## Set exercise
Leaving the pictures aside, transcribe every line below exactly.

[START OF Exercise inputs]

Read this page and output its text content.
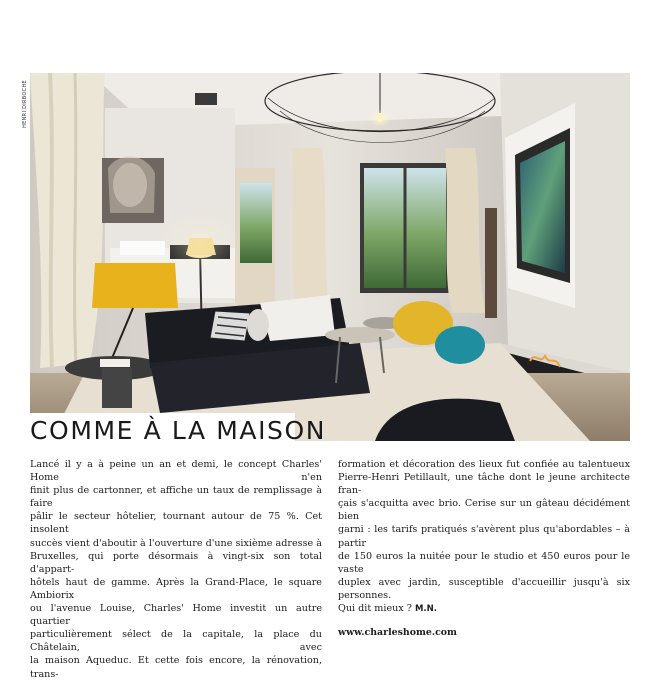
HENRI DIRBOCHE
COMME À LA MAISON

Lancé il y a à peine un an et demi, le concept Charles' Home n'en

finit plus de cartonner, et affiche un taux de remplissage à faire

pâlir le secteur hôtelier, tournant autour de 75 %. Cet insolent

succès vient d'aboutir à l'ouverture d'une sixième adresse à

Bruxelles, qui porte désormais à vingt-six son total d'appart-

hôtels haut de gamme. Après la Grand-Place, le square Ambiorix

ou l'avenue Louise, Charles' Home investit un autre quartier

particulièrement sélect de la capitale, la place du Châtelain, avec

la maison Aqueduc. Et cette fois encore, la rénovation, trans-

formation et décoration des lieux fut confiée au talentueux

Pierre-Henri Petillault, une tâche dont le jeune architecte fran-

çais s'acquitta avec brio. Cerise sur un gâteau décidément bien

garni : les tarifs pratiqués s'avèrent plus qu'abordables – à partir

de 150 euros la nuitée pour le studio et 450 euros pour le vaste

duplex avec jardin, susceptible d'accueillir jusqu'à six personnes.

Qui dit mieux ? M.N.

www.charleshome.com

[END OF Exercise inputs]

## Response to the task
Read this page and output its text content.
HENRI DIRBOCHE
COMME À LA MAISON

Lancé il y a à peine un an et demi, le concept Charles' Home n'en

finit plus de cartonner, et affiche un taux de remplissage à faire

pâlir le secteur hôtelier, tournant autour de 75 %. Cet insolent

succès vient d'aboutir à l'ouverture d'une sixième adresse à

Bruxelles, qui porte désormais à vingt-six son total d'appart-

hôtels haut de gamme. Après la Grand-Place, le square Ambiorix

ou l'avenue Louise, Charles' Home investit un autre quartier

particulièrement sélect de la capitale, la place du Châtelain, avec

la maison Aqueduc. Et cette fois encore, la rénovation, trans-

formation et décoration des lieux fut confiée au talentueux

Pierre-Henri Petillault, une tâche dont le jeune architecte fran-

çais s'acquitta avec brio. Cerise sur un gâteau décidément bien

garni : les tarifs pratiqués s'avèrent plus qu'abordables – à partir

de 150 euros la nuitée pour le studio et 450 euros pour le vaste

duplex avec jardin, susceptible d'accueillir jusqu'à six personnes.

Qui dit mieux ? M.N.

www.charleshome.com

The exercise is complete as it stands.